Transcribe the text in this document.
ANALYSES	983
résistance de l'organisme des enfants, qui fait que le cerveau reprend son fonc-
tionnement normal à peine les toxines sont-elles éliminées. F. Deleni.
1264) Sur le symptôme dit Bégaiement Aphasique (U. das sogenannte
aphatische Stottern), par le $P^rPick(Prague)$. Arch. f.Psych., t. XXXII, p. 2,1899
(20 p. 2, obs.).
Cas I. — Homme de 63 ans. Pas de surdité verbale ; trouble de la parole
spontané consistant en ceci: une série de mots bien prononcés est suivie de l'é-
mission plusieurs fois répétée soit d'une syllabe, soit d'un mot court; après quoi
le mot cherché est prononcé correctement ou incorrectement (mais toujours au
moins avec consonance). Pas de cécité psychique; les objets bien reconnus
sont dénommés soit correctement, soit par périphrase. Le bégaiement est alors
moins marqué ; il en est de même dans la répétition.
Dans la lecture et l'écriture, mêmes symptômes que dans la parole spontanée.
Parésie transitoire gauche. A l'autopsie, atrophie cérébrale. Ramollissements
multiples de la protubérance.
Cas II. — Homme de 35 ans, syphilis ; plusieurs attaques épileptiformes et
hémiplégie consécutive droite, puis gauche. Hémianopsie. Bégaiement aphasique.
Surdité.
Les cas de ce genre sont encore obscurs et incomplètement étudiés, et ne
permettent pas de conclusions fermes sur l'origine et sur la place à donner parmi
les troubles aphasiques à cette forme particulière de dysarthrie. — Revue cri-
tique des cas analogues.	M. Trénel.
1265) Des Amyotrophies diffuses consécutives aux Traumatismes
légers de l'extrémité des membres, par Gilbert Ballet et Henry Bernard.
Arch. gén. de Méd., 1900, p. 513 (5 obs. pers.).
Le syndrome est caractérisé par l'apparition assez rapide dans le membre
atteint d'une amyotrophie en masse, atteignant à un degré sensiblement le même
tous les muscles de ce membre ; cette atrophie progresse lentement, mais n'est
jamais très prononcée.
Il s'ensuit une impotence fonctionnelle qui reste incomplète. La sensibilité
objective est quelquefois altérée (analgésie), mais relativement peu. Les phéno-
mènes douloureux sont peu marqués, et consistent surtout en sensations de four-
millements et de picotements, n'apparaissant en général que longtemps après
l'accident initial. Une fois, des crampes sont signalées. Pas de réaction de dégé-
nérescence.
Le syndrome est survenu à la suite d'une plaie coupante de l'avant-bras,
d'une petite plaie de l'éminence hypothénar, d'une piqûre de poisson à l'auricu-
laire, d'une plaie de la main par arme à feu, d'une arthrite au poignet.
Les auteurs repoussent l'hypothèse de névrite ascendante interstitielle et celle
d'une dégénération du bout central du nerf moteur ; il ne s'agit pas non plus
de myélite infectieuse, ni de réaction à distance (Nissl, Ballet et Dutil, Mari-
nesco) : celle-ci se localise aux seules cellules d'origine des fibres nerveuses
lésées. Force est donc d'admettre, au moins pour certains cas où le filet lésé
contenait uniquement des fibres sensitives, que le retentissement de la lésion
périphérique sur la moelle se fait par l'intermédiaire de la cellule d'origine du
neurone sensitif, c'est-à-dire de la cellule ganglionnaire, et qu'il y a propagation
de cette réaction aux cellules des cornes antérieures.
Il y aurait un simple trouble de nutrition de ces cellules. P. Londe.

.....

#### Your task:
Out of the data above, return each line where the word "après" can be found.

#### Response area:
mission plusieurs fois répétée soit d'une syllabe, soit d'un mot court; après quoi
millements et de picotements, n'apparaissant en général que longtemps après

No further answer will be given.